§ **TASK**
Search the entries below. Return every line that has "type" in it.

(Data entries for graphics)
▶

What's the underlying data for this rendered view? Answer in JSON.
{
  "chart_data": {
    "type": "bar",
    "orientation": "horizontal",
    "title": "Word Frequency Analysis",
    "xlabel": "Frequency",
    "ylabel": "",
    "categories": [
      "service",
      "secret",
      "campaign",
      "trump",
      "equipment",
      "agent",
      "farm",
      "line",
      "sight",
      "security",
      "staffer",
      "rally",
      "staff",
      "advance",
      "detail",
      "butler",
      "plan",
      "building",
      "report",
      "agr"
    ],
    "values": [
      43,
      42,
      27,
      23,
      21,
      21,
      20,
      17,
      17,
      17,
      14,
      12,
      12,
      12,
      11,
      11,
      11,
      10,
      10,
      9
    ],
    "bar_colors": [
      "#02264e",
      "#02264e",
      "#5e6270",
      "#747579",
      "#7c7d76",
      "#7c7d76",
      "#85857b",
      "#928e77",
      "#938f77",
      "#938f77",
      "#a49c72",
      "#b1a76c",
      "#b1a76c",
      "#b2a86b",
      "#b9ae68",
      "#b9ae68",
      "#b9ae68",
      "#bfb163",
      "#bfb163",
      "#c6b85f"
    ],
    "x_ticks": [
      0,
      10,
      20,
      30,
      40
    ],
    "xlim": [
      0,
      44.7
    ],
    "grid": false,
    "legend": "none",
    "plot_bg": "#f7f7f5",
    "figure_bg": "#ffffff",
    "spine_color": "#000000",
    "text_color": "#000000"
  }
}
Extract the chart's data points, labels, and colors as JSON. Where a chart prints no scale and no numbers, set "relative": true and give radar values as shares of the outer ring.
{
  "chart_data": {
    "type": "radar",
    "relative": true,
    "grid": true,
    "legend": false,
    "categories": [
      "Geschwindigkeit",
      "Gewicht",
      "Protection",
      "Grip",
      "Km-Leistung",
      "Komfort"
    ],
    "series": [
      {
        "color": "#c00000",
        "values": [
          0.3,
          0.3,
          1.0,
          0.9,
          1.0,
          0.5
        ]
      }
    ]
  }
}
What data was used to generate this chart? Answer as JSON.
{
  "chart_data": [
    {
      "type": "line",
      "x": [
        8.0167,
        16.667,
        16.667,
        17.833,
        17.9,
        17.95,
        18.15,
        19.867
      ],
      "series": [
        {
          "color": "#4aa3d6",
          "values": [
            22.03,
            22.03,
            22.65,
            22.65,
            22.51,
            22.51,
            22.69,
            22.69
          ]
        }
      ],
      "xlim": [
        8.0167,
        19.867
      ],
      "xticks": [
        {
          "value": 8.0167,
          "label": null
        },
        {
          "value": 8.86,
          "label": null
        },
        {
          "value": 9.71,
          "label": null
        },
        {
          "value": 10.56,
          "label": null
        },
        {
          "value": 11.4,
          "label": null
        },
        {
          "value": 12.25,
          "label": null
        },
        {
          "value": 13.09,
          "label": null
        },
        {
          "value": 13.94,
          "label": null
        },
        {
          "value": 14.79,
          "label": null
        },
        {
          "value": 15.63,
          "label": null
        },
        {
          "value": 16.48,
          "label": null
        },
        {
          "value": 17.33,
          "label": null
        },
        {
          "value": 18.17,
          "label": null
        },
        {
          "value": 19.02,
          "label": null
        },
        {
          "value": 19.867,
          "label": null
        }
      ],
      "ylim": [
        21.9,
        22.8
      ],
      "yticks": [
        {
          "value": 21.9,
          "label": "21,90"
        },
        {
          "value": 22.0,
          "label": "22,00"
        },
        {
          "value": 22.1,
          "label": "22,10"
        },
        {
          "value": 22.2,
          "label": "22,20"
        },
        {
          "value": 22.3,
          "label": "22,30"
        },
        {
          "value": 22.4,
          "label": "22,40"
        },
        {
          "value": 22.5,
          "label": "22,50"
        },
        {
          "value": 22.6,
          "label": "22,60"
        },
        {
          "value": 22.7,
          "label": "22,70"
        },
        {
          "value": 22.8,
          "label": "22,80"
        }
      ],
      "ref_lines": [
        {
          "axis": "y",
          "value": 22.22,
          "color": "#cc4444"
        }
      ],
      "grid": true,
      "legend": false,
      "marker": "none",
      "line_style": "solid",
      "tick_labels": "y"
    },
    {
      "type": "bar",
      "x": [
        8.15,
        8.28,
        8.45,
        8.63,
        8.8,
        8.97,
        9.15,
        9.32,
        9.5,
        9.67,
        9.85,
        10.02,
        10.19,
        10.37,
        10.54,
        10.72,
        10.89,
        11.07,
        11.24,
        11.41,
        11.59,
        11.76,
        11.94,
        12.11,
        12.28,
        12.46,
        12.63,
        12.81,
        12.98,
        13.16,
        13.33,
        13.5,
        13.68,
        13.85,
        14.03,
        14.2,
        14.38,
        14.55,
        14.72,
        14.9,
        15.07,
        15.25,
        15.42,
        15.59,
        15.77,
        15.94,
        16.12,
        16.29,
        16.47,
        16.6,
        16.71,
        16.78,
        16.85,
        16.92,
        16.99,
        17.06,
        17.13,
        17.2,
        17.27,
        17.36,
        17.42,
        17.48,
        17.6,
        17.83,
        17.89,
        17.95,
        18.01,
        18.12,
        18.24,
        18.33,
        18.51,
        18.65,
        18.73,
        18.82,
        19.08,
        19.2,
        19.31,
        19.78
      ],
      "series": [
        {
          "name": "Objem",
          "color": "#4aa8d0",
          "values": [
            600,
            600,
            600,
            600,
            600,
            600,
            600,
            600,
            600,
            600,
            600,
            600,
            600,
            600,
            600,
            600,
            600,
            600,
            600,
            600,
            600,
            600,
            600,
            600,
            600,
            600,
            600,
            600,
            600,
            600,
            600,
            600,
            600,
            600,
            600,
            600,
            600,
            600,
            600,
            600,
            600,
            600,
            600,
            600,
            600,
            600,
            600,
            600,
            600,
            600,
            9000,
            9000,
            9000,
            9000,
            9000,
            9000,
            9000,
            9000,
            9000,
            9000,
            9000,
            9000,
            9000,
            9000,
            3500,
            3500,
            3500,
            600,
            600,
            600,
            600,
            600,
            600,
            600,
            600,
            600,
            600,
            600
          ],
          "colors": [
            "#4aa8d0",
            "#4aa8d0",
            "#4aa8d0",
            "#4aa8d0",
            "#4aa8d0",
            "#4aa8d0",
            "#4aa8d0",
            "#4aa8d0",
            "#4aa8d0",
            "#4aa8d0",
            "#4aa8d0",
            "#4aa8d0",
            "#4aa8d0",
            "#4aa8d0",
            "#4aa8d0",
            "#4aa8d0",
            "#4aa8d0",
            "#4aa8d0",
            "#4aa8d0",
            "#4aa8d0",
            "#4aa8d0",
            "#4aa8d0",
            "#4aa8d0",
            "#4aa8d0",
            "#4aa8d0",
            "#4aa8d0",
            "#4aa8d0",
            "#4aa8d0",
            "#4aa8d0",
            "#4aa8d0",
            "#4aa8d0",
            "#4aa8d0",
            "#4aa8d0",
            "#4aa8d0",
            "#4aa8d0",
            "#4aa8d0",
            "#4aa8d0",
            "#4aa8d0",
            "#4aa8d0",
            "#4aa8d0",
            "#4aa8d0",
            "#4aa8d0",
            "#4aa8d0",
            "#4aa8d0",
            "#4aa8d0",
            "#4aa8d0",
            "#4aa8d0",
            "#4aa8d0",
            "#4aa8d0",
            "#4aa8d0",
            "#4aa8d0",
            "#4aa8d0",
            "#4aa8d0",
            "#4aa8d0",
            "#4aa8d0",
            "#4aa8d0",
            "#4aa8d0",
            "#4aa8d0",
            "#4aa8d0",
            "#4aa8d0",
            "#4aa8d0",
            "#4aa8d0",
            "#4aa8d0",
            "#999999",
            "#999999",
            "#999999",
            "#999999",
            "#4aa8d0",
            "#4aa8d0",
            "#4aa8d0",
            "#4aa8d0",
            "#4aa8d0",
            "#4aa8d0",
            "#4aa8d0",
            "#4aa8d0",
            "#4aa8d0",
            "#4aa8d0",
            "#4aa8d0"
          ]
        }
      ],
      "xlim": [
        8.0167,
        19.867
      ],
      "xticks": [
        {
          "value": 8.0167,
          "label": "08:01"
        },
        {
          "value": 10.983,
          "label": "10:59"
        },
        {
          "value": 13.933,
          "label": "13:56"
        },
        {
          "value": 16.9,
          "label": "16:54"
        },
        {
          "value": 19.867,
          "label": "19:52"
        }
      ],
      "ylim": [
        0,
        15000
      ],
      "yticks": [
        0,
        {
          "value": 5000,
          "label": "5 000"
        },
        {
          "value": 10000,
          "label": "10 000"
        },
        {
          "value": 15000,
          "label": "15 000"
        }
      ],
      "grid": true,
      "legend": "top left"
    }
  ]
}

◀

§ **WRITTEN ANSWER**
    "type": "bar",
    "type": "radar",
      "type": "line",
      "type": "bar",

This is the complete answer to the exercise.